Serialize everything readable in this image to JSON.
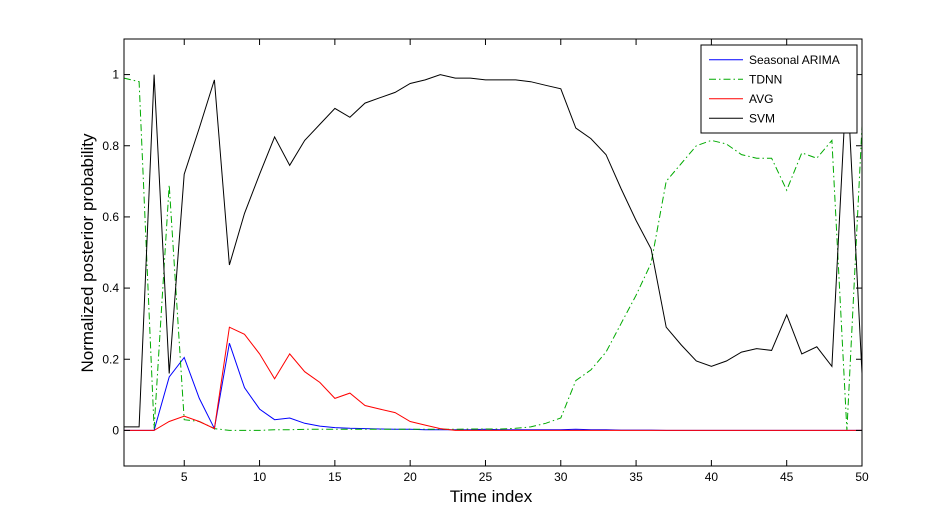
{
  "chart_data": {
    "type": "line",
    "xlabel": "Time index",
    "ylabel": "Normalized posterior probability",
    "xlim": [
      1,
      50
    ],
    "ylim": [
      -0.1,
      1.1
    ],
    "xticks": [
      5,
      10,
      15,
      20,
      25,
      30,
      35,
      40,
      45,
      50
    ],
    "yticks": [
      0,
      0.2,
      0.4,
      0.6,
      0.8,
      1
    ],
    "ytick_labels": [
      "0",
      "0.2",
      "0.4",
      "0.6",
      "0.8",
      "1"
    ],
    "grid": false,
    "legend_position": "top-right",
    "x": [
      1,
      2,
      3,
      4,
      5,
      6,
      7,
      8,
      9,
      10,
      11,
      12,
      13,
      14,
      15,
      16,
      17,
      18,
      19,
      20,
      21,
      22,
      23,
      24,
      25,
      26,
      27,
      28,
      29,
      30,
      31,
      32,
      33,
      34,
      35,
      36,
      37,
      38,
      39,
      40,
      41,
      42,
      43,
      44,
      45,
      46,
      47,
      48,
      49,
      50
    ],
    "series": [
      {
        "name": "Seasonal ARIMA",
        "color": "#0000ff",
        "dash": "solid",
        "values": [
          0,
          0,
          0,
          0.15,
          0.205,
          0.09,
          0.005,
          0.245,
          0.12,
          0.06,
          0.03,
          0.035,
          0.02,
          0.012,
          0.008,
          0.006,
          0.005,
          0.004,
          0.003,
          0.003,
          0.002,
          0.002,
          0.002,
          0.002,
          0.003,
          0.002,
          0.002,
          0.002,
          0.002,
          0.002,
          0.003,
          0.002,
          0.002,
          0.001,
          0.001,
          0.001,
          0,
          0,
          0,
          0,
          0,
          0,
          0,
          0,
          0,
          0,
          0,
          0,
          0,
          0
        ]
      },
      {
        "name": "TDNN",
        "color": "#00aa00",
        "dash": "dashdot",
        "values": [
          0.99,
          0.98,
          0.005,
          0.69,
          0.03,
          0.025,
          0.005,
          0,
          0,
          0,
          0.002,
          0.002,
          0.003,
          0.003,
          0.003,
          0.003,
          0.003,
          0.003,
          0.003,
          0.003,
          0.003,
          0.003,
          0.003,
          0.004,
          0.004,
          0.004,
          0.006,
          0.01,
          0.02,
          0.035,
          0.14,
          0.17,
          0.22,
          0.3,
          0.38,
          0.47,
          0.7,
          0.75,
          0.8,
          0.815,
          0.805,
          0.775,
          0.765,
          0.765,
          0.675,
          0.78,
          0.765,
          0.815,
          0,
          0.855
        ]
      },
      {
        "name": "AVG",
        "color": "#ff0000",
        "dash": "solid",
        "values": [
          0,
          0,
          0,
          0.025,
          0.04,
          0.025,
          0.005,
          0.29,
          0.27,
          0.215,
          0.145,
          0.215,
          0.165,
          0.135,
          0.09,
          0.105,
          0.07,
          0.06,
          0.05,
          0.025,
          0.015,
          0.005,
          0,
          0,
          0,
          0,
          0,
          0,
          0,
          0,
          0,
          0,
          0,
          0,
          0,
          0,
          0,
          0,
          0,
          0,
          0,
          0,
          0,
          0,
          0,
          0,
          0,
          0,
          0,
          0
        ]
      },
      {
        "name": "SVM",
        "color": "#000000",
        "dash": "solid",
        "values": [
          0.01,
          0.01,
          1,
          0.16,
          0.72,
          0.85,
          0.985,
          0.465,
          0.61,
          0.72,
          0.825,
          0.745,
          0.815,
          0.86,
          0.905,
          0.88,
          0.92,
          0.935,
          0.95,
          0.975,
          0.985,
          1,
          0.99,
          0.99,
          0.985,
          0.985,
          0.985,
          0.98,
          0.97,
          0.96,
          0.85,
          0.82,
          0.775,
          0.68,
          0.59,
          0.51,
          0.29,
          0.24,
          0.195,
          0.18,
          0.195,
          0.22,
          0.23,
          0.225,
          0.325,
          0.215,
          0.235,
          0.18,
          1,
          0.16
        ]
      }
    ]
  }
}
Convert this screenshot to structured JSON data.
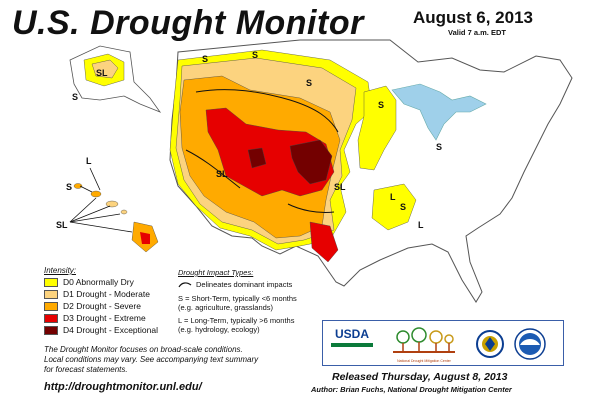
{
  "header": {
    "title": "U.S. Drought Monitor",
    "date": "August 6, 2013",
    "valid": "Valid 7 a.m. EDT"
  },
  "legend": {
    "heading": "Intensity:",
    "items": [
      {
        "code": "D0",
        "label": "D0 Abnormally Dry",
        "color": "#ffff00"
      },
      {
        "code": "D1",
        "label": "D1 Drought - Moderate",
        "color": "#fcd37f"
      },
      {
        "code": "D2",
        "label": "D2 Drought - Severe",
        "color": "#ffaa00"
      },
      {
        "code": "D3",
        "label": "D3 Drought - Extreme",
        "color": "#e60000"
      },
      {
        "code": "D4",
        "label": "D4 Drought - Exceptional",
        "color": "#730000"
      }
    ]
  },
  "impacts": {
    "heading": "Drought Impact Types:",
    "boundary": "Delineates dominant impacts",
    "short_term": "S = Short-Term, typically <6 months",
    "short_term_eg": "(e.g. agriculture, grasslands)",
    "long_term": "L = Long-Term, typically >6 months",
    "long_term_eg": "(e.g. hydrology, ecology)"
  },
  "map_labels": {
    "sl": "SL",
    "s": "S",
    "l": "L"
  },
  "note": {
    "line1": "The Drought Monitor focuses on broad-scale conditions.",
    "line2": "Local conditions may vary. See accompanying text summary",
    "line3": "for forecast statements."
  },
  "url": "http://droughtmonitor.unl.edu/",
  "footer": {
    "released": "Released Thursday, August 8, 2013",
    "author": "Author: Brian Fuchs, National Drought Mitigation Center"
  },
  "logos": {
    "usda": "USDA",
    "ndmc_caption": "National Drought Mitigation Center",
    "colors": {
      "usda_blue": "#0b3d91",
      "usda_green": "#0b7a3a",
      "panel_border": "#3a5ea8"
    }
  }
}
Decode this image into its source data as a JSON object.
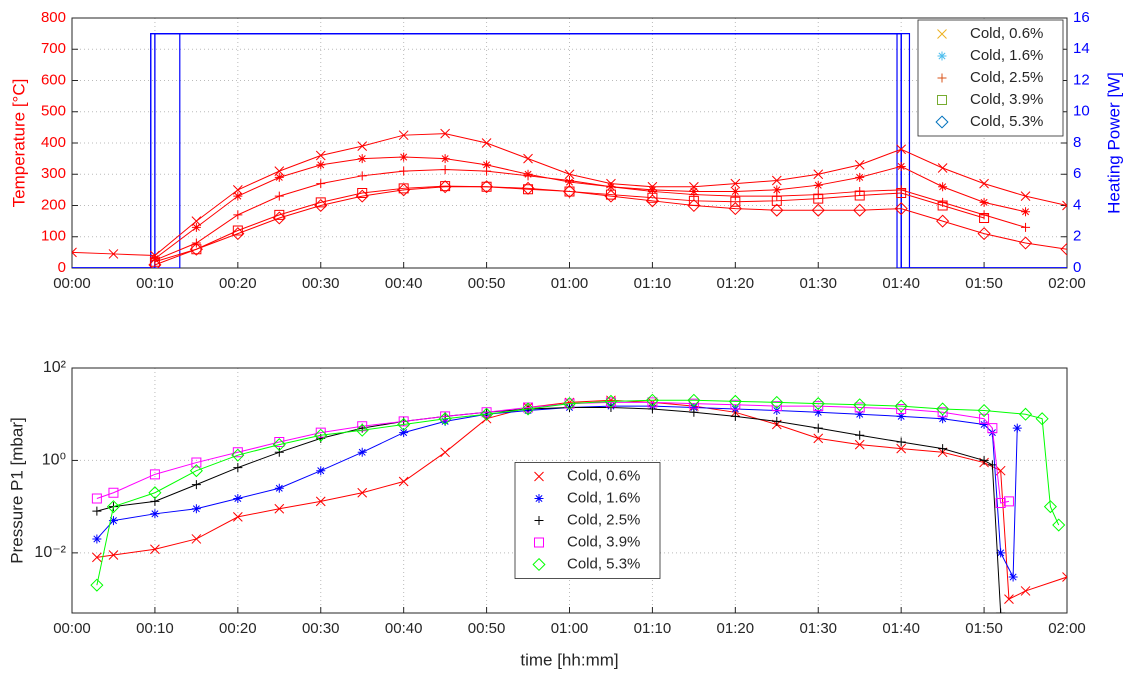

====

Leaving the pictures aside, transcribe the entire listing exactly.

• **The solution**:
Serialize everything readable in this image to JSON.
{
  "chart_data": {
    "type": "line",
    "xlabel": "Time index",
    "ylabel": "Normalized posterior probability",
    "xlim": [
      1,
      50
    ],
    "ylim": [
      -0.1,
      1.1
    ],
    "xticks": [
      5,
      10,
      15,
      20,
      25,
      30,
      35,
      40,
      45,
      50
    ],
    "yticks": [
      0,
      0.2,
      0.4,
      0.6,
      0.8,
      1
    ],
    "ytick_labels": [
      "0",
      "0.2",
      "0.4",
      "0.6",
      "0.8",
      "1"
    ],
    "grid": false,
    "legend_position": "top-right",
    "x": [
      1,
      2,
      3,
      4,
      5,
      6,
      7,
      8,
      9,
      10,
      11,
      12,
      13,
      14,
      15,
      16,
      17,
      18,
      19,
      20,
      21,
      22,
      23,
      24,
      25,
      26,
      27,
      28,
      29,
      30,
      31,
      32,
      33,
      34,
      35,
      36,
      37,
      38,
      39,
      40,
      41,
      42,
      43,
      44,
      45,
      46,
      47,
      48,
      49,
      50
    ],
    "series": [
      {
        "name": "Seasonal ARIMA",
        "color": "#0000ff",
        "dash": "solid",
        "values": [
          0,
          0,
          0,
          0.15,
          0.205,
          0.09,
          0.005,
          0.245,
          0.12,
          0.06,
          0.03,
          0.035,
          0.02,
          0.012,
          0.008,
          0.006,
          0.005,
          0.004,
          0.003,
          0.003,
          0.002,
          0.002,
          0.002,
          0.002,
          0.003,
          0.002,
          0.002,
          0.002,
          0.002,
          0.002,
          0.003,
          0.002,
          0.002,
          0.001,
          0.001,
          0.001,
          0,
          0,
          0,
          0,
          0,
          0,
          0,
          0,
          0,
          0,
          0,
          0,
          0,
          0
        ]
      },
      {
        "name": "TDNN",
        "color": "#00aa00",
        "dash": "dashdot",
        "values": [
          0.99,
          0.98,
          0.005,
          0.69,
          0.03,
          0.025,
          0.005,
          0,
          0,
          0,
          0.002,
          0.002,
          0.003,
          0.003,
          0.003,
          0.003,
          0.003,
          0.003,
          0.003,
          0.003,
          0.003,
          0.003,
          0.003,
          0.004,
          0.004,
          0.004,
          0.006,
          0.01,
          0.02,
          0.035,
          0.14,
          0.17,
          0.22,
          0.3,
          0.38,
          0.47,
          0.7,
          0.75,
          0.8,
          0.815,
          0.805,
          0.775,
          0.765,
          0.765,
          0.675,
          0.78,
          0.765,
          0.815,
          0,
          0.855
        ]
      },
      {
        "name": "AVG",
        "color": "#ff0000",
        "dash": "solid",
        "values": [
          0,
          0,
          0,
          0.025,
          0.04,
          0.025,
          0.005,
          0.29,
          0.27,
          0.215,
          0.145,
          0.215,
          0.165,
          0.135,
          0.09,
          0.105,
          0.07,
          0.06,
          0.05,
          0.025,
          0.015,
          0.005,
          0,
          0,
          0,
          0,
          0,
          0,
          0,
          0,
          0,
          0,
          0,
          0,
          0,
          0,
          0,
          0,
          0,
          0,
          0,
          0,
          0,
          0,
          0,
          0,
          0,
          0,
          0,
          0
        ]
      },
      {
        "name": "SVM",
        "color": "#000000",
        "dash": "solid",
        "values": [
          0.01,
          0.01,
          1,
          0.16,
          0.72,
          0.85,
          0.985,
          0.465,
          0.61,
          0.72,
          0.825,
          0.745,
          0.815,
          0.86,
          0.905,
          0.88,
          0.92,
          0.935,
          0.95,
          0.975,
          0.985,
          1,
          0.99,
          0.99,
          0.985,
          0.985,
          0.985,
          0.98,
          0.97,
          0.96,
          0.85,
          0.82,
          0.775,
          0.68,
          0.59,
          0.51,
          0.29,
          0.24,
          0.195,
          0.18,
          0.195,
          0.22,
          0.23,
          0.225,
          0.325,
          0.215,
          0.235,
          0.18,
          1,
          0.16
        ]
      }
    ]
  }
}
Convert this screenshot to structured JSON data.
{
  "header": {
    "title": "U.S. Drought Monitor",
    "date": "August 6, 2013",
    "valid": "Valid 7 a.m. EDT"
  },
  "legend": {
    "heading": "Intensity:",
    "items": [
      {
        "code": "D0",
        "label": "D0 Abnormally Dry",
        "color": "#ffff00"
      },
      {
        "code": "D1",
        "label": "D1 Drought - Moderate",
        "color": "#fcd37f"
      },
      {
        "code": "D2",
        "label": "D2 Drought - Severe",
        "color": "#ffaa00"
      },
      {
        "code": "D3",
        "label": "D3 Drought - Extreme",
        "color": "#e60000"
      },
      {
        "code": "D4",
        "label": "D4 Drought - Exceptional",
        "color": "#730000"
      }
    ]
  },
  "impacts": {
    "heading": "Drought Impact Types:",
    "boundary": "Delineates dominant impacts",
    "short_term": "S = Short-Term, typically <6 months",
    "short_term_eg": "(e.g. agriculture, grasslands)",
    "long_term": "L = Long-Term, typically >6 months",
    "long_term_eg": "(e.g. hydrology, ecology)"
  },
  "map_labels": {
    "sl": "SL",
    "s": "S",
    "l": "L"
  },
  "note": {
    "line1": "The Drought Monitor focuses on broad-scale conditions.",
    "line2": "Local conditions may vary. See accompanying text summary",
    "line3": "for forecast statements."
  },
  "url": "http://droughtmonitor.unl.edu/",
  "footer": {
    "released": "Released Thursday, August 8, 2013",
    "author": "Author: Brian Fuchs, National Drought Mitigation Center"
  },
  "logos": {
    "usda": "USDA",
    "ndmc_caption": "National Drought Mitigation Center",
    "colors": {
      "usda_blue": "#0b3d91",
      "usda_green": "#0b7a3a",
      "panel_border": "#3a5ea8"
    }
  }
}
Decode this image into its source data as a JSON object.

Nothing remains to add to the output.